### WORK ORDER
Bring together copies of the lines in the data below that contain the word "live".

### MATERIAL PROVIDED

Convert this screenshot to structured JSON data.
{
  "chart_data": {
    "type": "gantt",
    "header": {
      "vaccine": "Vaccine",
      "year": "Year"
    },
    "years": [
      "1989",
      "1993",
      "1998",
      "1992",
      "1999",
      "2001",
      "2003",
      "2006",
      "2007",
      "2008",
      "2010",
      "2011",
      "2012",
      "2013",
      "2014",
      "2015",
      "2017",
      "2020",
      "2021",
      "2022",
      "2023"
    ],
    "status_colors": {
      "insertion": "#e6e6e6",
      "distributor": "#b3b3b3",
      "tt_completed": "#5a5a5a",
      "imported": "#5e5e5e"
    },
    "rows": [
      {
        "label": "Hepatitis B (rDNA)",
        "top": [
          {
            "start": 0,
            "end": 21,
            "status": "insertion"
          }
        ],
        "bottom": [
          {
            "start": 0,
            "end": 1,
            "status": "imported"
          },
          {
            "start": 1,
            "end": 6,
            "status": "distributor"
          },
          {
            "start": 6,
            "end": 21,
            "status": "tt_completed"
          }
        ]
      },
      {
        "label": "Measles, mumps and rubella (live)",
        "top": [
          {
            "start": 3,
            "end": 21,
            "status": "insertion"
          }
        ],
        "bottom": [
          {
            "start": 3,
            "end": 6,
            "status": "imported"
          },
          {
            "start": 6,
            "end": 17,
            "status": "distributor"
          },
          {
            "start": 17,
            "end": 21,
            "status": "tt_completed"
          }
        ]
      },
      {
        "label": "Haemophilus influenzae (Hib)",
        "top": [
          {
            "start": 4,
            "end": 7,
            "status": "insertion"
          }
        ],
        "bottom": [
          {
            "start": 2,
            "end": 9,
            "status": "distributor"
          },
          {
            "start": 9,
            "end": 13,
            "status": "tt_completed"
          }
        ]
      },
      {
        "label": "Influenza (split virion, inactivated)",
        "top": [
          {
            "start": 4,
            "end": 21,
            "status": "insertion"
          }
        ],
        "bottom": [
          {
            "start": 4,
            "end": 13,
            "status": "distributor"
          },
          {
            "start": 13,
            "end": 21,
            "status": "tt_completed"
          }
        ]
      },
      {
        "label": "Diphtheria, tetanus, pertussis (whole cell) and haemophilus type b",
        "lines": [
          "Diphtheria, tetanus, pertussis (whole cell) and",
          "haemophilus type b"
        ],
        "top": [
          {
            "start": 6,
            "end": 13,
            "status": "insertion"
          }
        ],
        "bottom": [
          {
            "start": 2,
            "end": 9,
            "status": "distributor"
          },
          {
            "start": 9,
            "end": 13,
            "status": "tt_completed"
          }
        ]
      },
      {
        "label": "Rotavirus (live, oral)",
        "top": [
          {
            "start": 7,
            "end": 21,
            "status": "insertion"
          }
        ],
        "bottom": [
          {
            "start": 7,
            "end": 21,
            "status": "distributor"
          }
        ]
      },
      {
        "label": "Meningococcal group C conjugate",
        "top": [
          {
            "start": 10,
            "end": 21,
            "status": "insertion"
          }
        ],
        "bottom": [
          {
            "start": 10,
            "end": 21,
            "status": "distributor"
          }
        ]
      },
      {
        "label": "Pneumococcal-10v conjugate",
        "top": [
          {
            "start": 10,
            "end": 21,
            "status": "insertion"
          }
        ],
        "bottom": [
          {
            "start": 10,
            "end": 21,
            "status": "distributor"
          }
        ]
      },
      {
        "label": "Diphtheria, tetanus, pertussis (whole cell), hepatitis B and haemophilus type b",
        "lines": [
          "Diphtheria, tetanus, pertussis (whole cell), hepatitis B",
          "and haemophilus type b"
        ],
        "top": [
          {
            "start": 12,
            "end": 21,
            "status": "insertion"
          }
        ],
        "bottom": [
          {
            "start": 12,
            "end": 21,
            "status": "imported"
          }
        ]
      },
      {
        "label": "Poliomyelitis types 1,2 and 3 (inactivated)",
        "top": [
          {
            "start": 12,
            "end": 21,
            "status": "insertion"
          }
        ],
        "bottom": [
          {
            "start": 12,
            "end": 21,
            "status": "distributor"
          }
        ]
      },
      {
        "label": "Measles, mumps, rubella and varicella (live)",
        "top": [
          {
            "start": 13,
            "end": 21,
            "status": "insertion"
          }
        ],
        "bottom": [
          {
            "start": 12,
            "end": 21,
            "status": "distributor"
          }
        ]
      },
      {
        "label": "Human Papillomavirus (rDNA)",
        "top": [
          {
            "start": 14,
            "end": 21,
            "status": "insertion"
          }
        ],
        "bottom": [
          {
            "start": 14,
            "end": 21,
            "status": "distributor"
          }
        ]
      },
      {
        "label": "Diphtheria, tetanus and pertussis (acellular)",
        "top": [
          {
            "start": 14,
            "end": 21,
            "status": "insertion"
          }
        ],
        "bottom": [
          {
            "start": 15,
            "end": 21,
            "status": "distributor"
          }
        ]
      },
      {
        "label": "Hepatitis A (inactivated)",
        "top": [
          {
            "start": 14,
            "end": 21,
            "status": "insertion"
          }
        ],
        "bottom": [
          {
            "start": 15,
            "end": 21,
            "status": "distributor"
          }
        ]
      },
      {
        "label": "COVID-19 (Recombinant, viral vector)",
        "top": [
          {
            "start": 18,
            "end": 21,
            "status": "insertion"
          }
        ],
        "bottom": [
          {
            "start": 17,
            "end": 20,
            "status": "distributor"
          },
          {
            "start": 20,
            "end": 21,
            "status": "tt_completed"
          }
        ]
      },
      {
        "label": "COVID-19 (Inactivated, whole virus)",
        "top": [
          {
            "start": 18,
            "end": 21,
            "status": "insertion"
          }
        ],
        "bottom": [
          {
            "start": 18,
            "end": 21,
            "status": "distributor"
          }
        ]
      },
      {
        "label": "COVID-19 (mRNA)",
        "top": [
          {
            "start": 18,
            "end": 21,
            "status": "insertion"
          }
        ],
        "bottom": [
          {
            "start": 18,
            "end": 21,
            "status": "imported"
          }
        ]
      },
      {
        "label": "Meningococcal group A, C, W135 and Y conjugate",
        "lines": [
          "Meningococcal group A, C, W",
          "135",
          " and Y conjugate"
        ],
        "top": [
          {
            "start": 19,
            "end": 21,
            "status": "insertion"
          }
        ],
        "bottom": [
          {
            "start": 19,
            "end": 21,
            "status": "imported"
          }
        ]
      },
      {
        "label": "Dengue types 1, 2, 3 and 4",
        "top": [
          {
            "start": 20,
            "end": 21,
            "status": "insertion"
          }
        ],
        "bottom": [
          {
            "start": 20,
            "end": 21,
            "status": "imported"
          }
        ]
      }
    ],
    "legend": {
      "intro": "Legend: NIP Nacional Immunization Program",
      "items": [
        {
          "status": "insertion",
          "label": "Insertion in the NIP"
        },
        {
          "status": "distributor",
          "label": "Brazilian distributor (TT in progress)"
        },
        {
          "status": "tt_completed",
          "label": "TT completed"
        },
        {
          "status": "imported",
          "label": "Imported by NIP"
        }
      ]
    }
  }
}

### SOLUTION
        "label": "Measles, mumps and rubella (live)",
        "label": "Rotavirus (live, oral)",
        "label": "Measles, mumps, rubella and varicella (live)",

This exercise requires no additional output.